** Start of Exercise material **
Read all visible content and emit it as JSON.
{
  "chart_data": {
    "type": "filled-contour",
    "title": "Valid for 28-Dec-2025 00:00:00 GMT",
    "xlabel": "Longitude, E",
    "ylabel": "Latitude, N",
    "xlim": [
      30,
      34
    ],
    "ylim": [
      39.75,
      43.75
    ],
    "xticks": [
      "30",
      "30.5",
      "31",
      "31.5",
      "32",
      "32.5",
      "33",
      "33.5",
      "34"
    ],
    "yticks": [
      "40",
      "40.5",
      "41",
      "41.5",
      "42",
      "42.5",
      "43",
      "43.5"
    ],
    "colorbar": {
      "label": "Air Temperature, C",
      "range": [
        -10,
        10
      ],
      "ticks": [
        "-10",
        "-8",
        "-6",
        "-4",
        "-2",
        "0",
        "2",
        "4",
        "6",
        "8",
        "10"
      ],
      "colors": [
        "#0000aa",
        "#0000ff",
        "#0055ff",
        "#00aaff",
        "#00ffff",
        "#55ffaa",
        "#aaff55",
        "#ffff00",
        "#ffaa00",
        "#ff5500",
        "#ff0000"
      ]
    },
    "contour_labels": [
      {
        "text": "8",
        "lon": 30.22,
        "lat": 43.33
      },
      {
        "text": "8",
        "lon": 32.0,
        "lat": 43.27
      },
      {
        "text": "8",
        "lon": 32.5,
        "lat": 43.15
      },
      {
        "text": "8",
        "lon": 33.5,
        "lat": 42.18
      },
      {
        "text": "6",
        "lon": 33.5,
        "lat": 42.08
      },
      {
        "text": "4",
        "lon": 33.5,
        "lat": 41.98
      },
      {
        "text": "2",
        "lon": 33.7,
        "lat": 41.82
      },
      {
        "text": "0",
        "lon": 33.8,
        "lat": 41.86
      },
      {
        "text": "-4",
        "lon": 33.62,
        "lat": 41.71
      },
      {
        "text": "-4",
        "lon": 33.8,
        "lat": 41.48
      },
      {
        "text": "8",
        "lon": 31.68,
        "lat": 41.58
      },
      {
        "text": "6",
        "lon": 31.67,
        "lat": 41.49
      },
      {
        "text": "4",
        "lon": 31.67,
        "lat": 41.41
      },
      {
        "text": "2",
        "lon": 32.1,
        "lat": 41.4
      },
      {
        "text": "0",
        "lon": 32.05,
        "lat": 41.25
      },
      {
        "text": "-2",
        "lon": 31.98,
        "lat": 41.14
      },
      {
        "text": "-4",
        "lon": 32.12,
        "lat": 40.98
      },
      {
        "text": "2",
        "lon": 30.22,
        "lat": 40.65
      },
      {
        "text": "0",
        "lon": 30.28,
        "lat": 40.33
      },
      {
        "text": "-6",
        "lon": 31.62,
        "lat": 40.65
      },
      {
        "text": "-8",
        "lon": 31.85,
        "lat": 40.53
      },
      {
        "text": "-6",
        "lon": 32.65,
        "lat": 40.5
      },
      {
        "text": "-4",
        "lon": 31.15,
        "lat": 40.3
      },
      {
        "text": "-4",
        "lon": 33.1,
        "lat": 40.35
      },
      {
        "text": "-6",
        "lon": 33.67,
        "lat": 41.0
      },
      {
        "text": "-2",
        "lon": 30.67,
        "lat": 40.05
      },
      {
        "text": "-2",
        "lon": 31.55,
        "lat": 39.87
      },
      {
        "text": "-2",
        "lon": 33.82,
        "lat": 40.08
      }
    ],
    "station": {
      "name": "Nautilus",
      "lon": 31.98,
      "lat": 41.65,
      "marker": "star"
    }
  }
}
** End of Exercise material **
Exactly as written above, please repeat the entries.

» Task response:
Read all visible content and emit it as JSON.
{
  "chart_data": {
    "type": "filled-contour",
    "title": "Valid for 28-Dec-2025 00:00:00 GMT",
    "xlabel": "Longitude, E",
    "ylabel": "Latitude, N",
    "xlim": [
      30,
      34
    ],
    "ylim": [
      39.75,
      43.75
    ],
    "xticks": [
      "30",
      "30.5",
      "31",
      "31.5",
      "32",
      "32.5",
      "33",
      "33.5",
      "34"
    ],
    "yticks": [
      "40",
      "40.5",
      "41",
      "41.5",
      "42",
      "42.5",
      "43",
      "43.5"
    ],
    "colorbar": {
      "label": "Air Temperature, C",
      "range": [
        -10,
        10
      ],
      "ticks": [
        "-10",
        "-8",
        "-6",
        "-4",
        "-2",
        "0",
        "2",
        "4",
        "6",
        "8",
        "10"
      ],
      "colors": [
        "#0000aa",
        "#0000ff",
        "#0055ff",
        "#00aaff",
        "#00ffff",
        "#55ffaa",
        "#aaff55",
        "#ffff00",
        "#ffaa00",
        "#ff5500",
        "#ff0000"
      ]
    },
    "contour_labels": [
      {
        "text": "8",
        "lon": 30.22,
        "lat": 43.33
      },
      {
        "text": "8",
        "lon": 32.0,
        "lat": 43.27
      },
      {
        "text": "8",
        "lon": 32.5,
        "lat": 43.15
      },
      {
        "text": "8",
        "lon": 33.5,
        "lat": 42.18
      },
      {
        "text": "6",
        "lon": 33.5,
        "lat": 42.08
      },
      {
        "text": "4",
        "lon": 33.5,
        "lat": 41.98
      },
      {
        "text": "2",
        "lon": 33.7,
        "lat": 41.82
      },
      {
        "text": "0",
        "lon": 33.8,
        "lat": 41.86
      },
      {
        "text": "-4",
        "lon": 33.62,
        "lat": 41.71
      },
      {
        "text": "-4",
        "lon": 33.8,
        "lat": 41.48
      },
      {
        "text": "8",
        "lon": 31.68,
        "lat": 41.58
      },
      {
        "text": "6",
        "lon": 31.67,
        "lat": 41.49
      },
      {
        "text": "4",
        "lon": 31.67,
        "lat": 41.41
      },
      {
        "text": "2",
        "lon": 32.1,
        "lat": 41.4
      },
      {
        "text": "0",
        "lon": 32.05,
        "lat": 41.25
      },
      {
        "text": "-2",
        "lon": 31.98,
        "lat": 41.14
      },
      {
        "text": "-4",
        "lon": 32.12,
        "lat": 40.98
      },
      {
        "text": "2",
        "lon": 30.22,
        "lat": 40.65
      },
      {
        "text": "0",
        "lon": 30.28,
        "lat": 40.33
      },
      {
        "text": "-6",
        "lon": 31.62,
        "lat": 40.65
      },
      {
        "text": "-8",
        "lon": 31.85,
        "lat": 40.53
      },
      {
        "text": "-6",
        "lon": 32.65,
        "lat": 40.5
      },
      {
        "text": "-4",
        "lon": 31.15,
        "lat": 40.3
      },
      {
        "text": "-4",
        "lon": 33.1,
        "lat": 40.35
      },
      {
        "text": "-6",
        "lon": 33.67,
        "lat": 41.0
      },
      {
        "text": "-2",
        "lon": 30.67,
        "lat": 40.05
      },
      {
        "text": "-2",
        "lon": 31.55,
        "lat": 39.87
      },
      {
        "text": "-2",
        "lon": 33.82,
        "lat": 40.08
      }
    ],
    "station": {
      "name": "Nautilus",
      "lon": 31.98,
      "lat": 41.65,
      "marker": "star"
    }
  }
}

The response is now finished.